### Material supplied

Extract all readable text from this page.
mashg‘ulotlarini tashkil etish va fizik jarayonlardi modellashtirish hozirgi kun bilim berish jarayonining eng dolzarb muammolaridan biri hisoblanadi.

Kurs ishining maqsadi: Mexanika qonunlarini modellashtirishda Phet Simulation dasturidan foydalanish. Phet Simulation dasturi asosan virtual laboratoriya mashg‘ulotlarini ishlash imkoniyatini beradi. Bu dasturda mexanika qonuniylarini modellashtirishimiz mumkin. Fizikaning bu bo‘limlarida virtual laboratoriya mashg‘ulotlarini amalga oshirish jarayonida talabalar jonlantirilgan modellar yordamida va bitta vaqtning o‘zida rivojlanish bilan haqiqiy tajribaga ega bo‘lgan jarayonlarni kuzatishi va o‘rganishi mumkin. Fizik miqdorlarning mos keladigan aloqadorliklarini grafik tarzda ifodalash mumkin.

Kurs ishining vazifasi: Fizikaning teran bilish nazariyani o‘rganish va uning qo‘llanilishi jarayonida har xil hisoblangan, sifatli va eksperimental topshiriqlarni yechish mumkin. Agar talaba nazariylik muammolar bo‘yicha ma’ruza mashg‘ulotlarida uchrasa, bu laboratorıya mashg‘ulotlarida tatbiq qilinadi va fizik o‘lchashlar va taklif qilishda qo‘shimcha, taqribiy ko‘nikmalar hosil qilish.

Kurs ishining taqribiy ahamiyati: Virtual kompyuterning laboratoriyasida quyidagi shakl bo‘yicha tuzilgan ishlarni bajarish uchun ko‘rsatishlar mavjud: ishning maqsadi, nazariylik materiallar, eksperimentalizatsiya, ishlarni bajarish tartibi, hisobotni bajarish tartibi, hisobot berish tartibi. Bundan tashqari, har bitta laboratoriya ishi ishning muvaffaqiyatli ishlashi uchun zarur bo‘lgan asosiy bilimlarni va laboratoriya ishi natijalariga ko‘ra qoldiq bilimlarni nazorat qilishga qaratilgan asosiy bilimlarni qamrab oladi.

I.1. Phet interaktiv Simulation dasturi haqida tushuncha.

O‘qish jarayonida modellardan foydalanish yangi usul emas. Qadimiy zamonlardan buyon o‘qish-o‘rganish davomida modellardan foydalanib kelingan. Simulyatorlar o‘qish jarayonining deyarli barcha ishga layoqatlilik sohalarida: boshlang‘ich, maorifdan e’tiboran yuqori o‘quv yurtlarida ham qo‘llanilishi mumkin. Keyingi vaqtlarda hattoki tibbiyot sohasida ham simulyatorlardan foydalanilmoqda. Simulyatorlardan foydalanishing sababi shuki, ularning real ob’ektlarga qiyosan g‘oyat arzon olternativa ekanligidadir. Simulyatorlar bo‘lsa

######

• [Set problem]: Write out every line from the records above, word for word.

• [Full answer]:
Extract all readable text from this page.
mashg‘ulotlarini tashkil etish va fizik jarayonlardi modellashtirish hozirgi kun bilim berish jarayonining eng dolzarb muammolaridan biri hisoblanadi.

Kurs ishining maqsadi: Mexanika qonunlarini modellashtirishda Phet Simulation dasturidan foydalanish. Phet Simulation dasturi asosan virtual laboratoriya mashg‘ulotlarini ishlash imkoniyatini beradi. Bu dasturda mexanika qonuniylarini modellashtirishimiz mumkin. Fizikaning bu bo‘limlarida virtual laboratoriya mashg‘ulotlarini amalga oshirish jarayonida talabalar jonlantirilgan modellar yordamida va bitta vaqtning o‘zida rivojlanish bilan haqiqiy tajribaga ega bo‘lgan jarayonlarni kuzatishi va o‘rganishi mumkin. Fizik miqdorlarning mos keladigan aloqadorliklarini grafik tarzda ifodalash mumkin.

Kurs ishining vazifasi: Fizikaning teran bilish nazariyani o‘rganish va uning qo‘llanilishi jarayonida har xil hisoblangan, sifatli va eksperimental topshiriqlarni yechish mumkin. Agar talaba nazariylik muammolar bo‘yicha ma’ruza mashg‘ulotlarida uchrasa, bu laboratorıya mashg‘ulotlarida tatbiq qilinadi va fizik o‘lchashlar va taklif qilishda qo‘shimcha, taqribiy ko‘nikmalar hosil qilish.

Kurs ishining taqribiy ahamiyati: Virtual kompyuterning laboratoriyasida quyidagi shakl bo‘yicha tuzilgan ishlarni bajarish uchun ko‘rsatishlar mavjud: ishning maqsadi, nazariylik materiallar, eksperimentalizatsiya, ishlarni bajarish tartibi, hisobotni bajarish tartibi, hisobot berish tartibi. Bundan tashqari, har bitta laboratoriya ishi ishning muvaffaqiyatli ishlashi uchun zarur bo‘lgan asosiy bilimlarni va laboratoriya ishi natijalariga ko‘ra qoldiq bilimlarni nazorat qilishga qaratilgan asosiy bilimlarni qamrab oladi.

I.1. Phet interaktiv Simulation dasturi haqida tushuncha.

O‘qish jarayonida modellardan foydalanish yangi usul emas. Qadimiy zamonlardan buyon o‘qish-o‘rganish davomida modellardan foydalanib kelingan. Simulyatorlar o‘qish jarayonining deyarli barcha ishga layoqatlilik sohalarida: boshlang‘ich, maorifdan e’tiboran yuqori o‘quv yurtlarida ham qo‘llanilishi mumkin. Keyingi vaqtlarda hattoki tibbiyot sohasida ham simulyatorlardan foydalanilmoqda. Simulyatorlardan foydalanishing sababi shuki, ularning real ob’ektlarga qiyosan g‘oyat arzon olternativa ekanligidadir. Simulyatorlar bo‘lsa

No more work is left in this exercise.